Without further comment, state how many lines in the listing below contain the word "chevron".

Stored data entries:
** BEGIN **

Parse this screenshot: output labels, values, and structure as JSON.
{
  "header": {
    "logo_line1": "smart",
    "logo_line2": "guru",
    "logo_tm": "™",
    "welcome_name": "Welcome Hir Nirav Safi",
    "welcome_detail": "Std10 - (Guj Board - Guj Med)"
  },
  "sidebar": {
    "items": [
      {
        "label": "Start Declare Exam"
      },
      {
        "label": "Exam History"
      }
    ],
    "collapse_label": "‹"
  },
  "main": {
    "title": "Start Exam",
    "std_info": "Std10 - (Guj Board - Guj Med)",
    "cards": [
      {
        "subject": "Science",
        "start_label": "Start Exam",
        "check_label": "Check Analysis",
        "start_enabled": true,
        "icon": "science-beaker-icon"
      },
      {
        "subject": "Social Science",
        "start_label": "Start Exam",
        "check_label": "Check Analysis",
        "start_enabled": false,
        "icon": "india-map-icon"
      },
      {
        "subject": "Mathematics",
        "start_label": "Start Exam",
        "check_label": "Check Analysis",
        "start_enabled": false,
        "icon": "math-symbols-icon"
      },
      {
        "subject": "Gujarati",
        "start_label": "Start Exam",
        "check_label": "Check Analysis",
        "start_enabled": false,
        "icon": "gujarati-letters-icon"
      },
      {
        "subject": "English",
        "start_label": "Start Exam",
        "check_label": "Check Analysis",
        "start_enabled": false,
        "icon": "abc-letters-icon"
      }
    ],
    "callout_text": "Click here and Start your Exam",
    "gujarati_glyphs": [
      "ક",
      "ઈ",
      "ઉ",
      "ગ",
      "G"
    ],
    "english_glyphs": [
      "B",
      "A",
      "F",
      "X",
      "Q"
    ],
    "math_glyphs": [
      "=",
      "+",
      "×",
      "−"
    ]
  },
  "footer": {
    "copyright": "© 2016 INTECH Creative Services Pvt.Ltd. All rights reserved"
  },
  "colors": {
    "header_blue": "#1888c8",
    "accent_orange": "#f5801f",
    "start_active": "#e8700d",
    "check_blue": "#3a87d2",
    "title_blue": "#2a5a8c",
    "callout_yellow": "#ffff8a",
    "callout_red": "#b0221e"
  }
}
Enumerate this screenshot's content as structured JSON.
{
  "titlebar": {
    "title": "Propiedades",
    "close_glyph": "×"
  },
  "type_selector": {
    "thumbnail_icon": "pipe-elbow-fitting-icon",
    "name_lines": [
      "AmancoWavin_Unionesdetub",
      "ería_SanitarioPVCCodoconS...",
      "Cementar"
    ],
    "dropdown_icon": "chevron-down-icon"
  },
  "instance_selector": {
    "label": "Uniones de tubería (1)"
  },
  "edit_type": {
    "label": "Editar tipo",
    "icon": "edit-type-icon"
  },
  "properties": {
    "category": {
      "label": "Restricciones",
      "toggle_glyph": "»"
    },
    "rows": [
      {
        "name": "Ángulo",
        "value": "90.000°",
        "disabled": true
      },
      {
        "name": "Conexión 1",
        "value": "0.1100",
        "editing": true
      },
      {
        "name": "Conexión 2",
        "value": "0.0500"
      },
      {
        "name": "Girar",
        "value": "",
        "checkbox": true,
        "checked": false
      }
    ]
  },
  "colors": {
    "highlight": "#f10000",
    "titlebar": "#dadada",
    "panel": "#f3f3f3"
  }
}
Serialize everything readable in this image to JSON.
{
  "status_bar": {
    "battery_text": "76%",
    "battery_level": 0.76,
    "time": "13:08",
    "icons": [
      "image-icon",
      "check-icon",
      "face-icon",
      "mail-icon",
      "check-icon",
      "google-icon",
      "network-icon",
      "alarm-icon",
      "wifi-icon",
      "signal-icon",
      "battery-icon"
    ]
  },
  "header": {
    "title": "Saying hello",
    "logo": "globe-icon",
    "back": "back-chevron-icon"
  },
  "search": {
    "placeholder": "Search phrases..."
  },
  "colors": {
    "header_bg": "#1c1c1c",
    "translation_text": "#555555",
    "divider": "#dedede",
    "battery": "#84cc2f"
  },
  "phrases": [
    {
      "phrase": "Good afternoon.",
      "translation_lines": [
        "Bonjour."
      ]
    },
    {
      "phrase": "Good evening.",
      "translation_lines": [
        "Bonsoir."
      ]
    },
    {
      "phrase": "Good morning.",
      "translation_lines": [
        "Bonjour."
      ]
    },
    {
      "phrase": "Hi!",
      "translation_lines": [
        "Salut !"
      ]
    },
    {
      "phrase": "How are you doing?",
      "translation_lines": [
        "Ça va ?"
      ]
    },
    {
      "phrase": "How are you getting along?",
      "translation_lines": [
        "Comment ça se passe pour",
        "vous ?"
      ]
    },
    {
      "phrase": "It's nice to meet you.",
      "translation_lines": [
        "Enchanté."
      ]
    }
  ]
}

** END **

> _Final result_
2